-- Requirements --
In the entries below, count every line containing "Ethics". Return the number and nothing else.

-- Recorded data --
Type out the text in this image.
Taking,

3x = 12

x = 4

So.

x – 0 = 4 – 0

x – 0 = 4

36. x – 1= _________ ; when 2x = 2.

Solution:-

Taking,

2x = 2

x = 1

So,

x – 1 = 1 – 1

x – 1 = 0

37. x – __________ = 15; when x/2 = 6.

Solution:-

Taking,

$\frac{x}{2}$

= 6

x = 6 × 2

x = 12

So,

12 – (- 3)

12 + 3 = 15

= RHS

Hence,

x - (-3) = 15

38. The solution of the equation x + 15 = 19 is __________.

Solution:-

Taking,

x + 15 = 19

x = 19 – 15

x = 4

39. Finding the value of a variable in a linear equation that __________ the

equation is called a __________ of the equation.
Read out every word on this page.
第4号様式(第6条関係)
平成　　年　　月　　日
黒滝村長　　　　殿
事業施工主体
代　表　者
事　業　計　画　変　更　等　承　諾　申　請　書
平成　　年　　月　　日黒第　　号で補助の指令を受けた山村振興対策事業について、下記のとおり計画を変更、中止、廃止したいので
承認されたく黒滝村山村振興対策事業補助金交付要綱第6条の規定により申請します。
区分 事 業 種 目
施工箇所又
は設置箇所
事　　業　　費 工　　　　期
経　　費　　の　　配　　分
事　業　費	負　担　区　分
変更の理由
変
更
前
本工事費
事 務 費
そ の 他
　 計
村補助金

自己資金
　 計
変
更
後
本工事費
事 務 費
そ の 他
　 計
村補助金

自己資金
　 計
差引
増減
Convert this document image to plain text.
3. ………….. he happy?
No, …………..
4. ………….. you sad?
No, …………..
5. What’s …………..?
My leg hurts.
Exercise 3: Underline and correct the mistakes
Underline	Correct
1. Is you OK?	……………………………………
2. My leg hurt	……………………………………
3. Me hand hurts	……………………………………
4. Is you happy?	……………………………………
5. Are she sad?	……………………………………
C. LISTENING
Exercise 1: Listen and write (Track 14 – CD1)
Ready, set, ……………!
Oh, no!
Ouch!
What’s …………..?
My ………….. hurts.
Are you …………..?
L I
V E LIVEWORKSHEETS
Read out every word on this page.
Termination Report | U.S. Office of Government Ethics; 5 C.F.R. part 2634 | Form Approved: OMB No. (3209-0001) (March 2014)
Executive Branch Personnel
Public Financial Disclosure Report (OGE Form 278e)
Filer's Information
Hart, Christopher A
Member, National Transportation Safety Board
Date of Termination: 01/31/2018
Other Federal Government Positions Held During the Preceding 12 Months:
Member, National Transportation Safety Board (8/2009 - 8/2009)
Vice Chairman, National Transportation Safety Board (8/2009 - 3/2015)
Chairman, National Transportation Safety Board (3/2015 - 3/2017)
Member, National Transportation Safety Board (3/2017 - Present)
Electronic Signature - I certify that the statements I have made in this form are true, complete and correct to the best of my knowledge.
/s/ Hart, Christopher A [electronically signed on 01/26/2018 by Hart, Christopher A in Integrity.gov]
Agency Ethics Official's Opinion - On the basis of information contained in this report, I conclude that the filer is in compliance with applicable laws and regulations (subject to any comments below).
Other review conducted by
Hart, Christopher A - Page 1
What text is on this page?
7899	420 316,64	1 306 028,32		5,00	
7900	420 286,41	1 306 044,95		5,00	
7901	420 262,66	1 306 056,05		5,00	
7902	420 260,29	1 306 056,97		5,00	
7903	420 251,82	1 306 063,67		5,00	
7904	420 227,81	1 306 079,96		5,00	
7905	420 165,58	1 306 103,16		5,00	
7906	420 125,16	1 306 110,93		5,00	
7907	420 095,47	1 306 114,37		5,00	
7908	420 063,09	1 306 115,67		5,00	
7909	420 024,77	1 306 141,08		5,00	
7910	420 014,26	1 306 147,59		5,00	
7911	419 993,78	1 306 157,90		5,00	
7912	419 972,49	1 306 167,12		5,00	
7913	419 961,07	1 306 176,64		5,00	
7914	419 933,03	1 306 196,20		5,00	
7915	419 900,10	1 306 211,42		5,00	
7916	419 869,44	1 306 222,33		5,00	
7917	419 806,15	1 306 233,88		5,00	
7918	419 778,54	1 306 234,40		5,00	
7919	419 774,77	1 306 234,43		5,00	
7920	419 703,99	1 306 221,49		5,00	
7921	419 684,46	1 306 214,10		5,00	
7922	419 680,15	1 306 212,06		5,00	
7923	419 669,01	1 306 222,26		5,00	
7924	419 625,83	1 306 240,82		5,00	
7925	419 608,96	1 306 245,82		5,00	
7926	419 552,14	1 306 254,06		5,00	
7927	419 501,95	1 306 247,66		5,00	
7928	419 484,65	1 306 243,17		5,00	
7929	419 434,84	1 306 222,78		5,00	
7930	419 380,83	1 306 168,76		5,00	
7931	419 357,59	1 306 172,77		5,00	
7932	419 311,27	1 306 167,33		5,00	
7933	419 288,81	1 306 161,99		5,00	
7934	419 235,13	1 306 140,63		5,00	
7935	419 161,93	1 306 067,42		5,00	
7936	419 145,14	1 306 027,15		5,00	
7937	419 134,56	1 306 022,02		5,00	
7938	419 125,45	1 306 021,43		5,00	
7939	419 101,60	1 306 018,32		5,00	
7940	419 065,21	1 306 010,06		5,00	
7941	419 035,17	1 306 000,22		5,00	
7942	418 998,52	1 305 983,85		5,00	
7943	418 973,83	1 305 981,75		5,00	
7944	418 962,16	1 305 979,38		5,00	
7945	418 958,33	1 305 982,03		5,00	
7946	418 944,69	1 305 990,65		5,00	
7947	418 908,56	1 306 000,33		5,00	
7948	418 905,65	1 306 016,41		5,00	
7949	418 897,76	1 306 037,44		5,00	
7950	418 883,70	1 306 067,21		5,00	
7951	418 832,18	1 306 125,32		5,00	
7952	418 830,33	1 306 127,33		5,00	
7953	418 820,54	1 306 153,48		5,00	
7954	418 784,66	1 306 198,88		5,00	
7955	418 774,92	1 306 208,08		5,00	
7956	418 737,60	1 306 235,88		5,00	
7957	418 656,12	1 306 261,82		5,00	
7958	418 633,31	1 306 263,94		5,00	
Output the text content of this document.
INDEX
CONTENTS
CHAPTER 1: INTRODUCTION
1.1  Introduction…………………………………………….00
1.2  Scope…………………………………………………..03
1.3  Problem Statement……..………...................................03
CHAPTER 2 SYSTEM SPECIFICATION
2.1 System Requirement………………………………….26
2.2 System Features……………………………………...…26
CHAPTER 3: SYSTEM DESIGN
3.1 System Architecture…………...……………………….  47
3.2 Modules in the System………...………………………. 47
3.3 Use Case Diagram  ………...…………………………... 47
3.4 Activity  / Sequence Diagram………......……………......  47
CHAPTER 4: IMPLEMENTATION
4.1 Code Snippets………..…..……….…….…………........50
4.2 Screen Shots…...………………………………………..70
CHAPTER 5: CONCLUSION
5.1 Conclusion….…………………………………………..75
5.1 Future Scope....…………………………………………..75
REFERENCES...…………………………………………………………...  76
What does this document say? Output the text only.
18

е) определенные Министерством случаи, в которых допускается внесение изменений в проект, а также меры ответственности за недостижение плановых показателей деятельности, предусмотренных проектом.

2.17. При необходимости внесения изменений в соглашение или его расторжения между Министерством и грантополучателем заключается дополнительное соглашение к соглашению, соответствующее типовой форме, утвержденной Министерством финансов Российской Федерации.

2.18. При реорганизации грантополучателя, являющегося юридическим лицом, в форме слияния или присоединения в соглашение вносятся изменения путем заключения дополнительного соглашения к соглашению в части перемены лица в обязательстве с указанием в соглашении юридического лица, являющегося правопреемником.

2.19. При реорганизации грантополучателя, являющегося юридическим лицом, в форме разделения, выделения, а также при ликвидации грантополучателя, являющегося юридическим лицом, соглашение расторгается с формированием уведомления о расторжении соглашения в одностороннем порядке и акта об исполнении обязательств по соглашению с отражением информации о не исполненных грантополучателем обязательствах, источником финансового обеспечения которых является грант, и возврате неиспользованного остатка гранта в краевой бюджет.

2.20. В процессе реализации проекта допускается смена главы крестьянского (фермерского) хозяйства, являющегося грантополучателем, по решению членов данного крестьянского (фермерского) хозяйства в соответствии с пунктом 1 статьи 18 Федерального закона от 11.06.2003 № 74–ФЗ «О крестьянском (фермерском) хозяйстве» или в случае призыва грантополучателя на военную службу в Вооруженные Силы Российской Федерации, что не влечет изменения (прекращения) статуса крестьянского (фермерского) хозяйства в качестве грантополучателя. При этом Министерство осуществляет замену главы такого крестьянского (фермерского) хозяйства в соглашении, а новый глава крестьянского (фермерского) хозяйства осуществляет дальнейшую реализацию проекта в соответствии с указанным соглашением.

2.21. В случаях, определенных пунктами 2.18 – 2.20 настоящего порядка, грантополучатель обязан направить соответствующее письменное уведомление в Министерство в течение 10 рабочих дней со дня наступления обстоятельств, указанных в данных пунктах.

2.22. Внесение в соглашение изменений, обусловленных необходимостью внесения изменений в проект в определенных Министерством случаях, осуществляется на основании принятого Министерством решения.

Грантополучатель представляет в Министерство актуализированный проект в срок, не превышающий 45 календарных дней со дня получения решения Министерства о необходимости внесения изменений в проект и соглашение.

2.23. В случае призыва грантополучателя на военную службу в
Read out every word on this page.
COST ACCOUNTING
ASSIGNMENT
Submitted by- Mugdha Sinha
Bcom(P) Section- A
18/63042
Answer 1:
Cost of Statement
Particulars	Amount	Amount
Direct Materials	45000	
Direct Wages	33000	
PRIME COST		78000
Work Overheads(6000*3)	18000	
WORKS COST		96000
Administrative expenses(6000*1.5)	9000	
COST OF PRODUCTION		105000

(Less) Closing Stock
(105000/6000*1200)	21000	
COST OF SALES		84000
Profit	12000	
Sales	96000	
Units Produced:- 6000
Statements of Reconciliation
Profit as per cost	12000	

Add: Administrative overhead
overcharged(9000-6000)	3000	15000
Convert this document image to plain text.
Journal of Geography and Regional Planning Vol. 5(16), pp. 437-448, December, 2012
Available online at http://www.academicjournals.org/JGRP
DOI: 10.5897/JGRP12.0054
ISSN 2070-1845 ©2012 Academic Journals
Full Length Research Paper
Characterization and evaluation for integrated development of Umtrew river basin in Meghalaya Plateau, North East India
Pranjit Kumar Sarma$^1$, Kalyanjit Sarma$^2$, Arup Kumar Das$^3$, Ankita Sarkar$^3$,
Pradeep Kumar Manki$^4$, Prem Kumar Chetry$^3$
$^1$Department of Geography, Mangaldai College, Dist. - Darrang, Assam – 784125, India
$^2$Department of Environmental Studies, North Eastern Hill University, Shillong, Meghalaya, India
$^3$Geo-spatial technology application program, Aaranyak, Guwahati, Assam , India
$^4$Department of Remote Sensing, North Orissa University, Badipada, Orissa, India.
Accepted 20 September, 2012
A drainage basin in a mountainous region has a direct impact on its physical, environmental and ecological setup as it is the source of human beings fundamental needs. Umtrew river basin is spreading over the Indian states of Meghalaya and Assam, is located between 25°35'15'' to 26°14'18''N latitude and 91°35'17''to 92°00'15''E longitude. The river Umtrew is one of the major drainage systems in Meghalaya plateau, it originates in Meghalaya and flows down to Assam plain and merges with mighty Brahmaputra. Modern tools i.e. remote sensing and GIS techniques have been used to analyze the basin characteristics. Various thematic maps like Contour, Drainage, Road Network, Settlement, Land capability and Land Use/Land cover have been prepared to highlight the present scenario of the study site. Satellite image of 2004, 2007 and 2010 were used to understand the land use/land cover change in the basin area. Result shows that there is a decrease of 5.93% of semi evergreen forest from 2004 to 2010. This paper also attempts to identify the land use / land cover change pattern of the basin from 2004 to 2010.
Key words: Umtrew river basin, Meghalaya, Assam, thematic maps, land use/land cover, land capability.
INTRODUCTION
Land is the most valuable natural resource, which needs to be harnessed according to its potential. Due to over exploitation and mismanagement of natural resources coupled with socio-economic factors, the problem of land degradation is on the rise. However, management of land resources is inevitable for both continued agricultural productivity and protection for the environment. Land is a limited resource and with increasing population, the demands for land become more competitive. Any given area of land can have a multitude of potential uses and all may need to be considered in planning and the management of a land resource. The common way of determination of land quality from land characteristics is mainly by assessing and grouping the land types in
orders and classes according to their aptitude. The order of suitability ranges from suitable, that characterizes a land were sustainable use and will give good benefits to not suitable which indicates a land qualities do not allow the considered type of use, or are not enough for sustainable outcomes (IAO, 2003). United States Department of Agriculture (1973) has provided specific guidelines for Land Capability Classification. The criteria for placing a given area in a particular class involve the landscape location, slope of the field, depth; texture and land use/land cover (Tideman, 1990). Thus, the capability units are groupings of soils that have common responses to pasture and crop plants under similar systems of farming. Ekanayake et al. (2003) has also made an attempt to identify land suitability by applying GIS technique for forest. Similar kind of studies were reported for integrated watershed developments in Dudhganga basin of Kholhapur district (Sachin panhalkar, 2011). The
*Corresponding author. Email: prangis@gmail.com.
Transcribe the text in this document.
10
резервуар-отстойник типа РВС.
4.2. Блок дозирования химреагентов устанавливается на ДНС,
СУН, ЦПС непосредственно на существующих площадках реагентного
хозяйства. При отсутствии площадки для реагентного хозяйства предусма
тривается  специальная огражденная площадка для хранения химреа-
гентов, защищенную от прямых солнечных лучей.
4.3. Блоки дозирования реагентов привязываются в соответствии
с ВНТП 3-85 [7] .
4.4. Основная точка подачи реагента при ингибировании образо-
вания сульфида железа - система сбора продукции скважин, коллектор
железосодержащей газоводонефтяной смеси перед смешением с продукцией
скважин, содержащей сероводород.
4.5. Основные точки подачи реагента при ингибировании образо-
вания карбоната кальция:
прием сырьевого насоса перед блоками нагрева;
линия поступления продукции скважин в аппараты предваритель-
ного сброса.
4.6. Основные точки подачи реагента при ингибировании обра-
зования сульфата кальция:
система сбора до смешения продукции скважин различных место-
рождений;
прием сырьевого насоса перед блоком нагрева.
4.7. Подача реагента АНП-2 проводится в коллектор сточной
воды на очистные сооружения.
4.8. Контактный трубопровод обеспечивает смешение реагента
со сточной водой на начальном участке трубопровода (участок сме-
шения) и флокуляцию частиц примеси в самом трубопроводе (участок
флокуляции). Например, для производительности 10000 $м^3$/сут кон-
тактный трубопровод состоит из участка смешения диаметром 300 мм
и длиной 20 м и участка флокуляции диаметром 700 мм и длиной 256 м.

-- Completed exercise --
2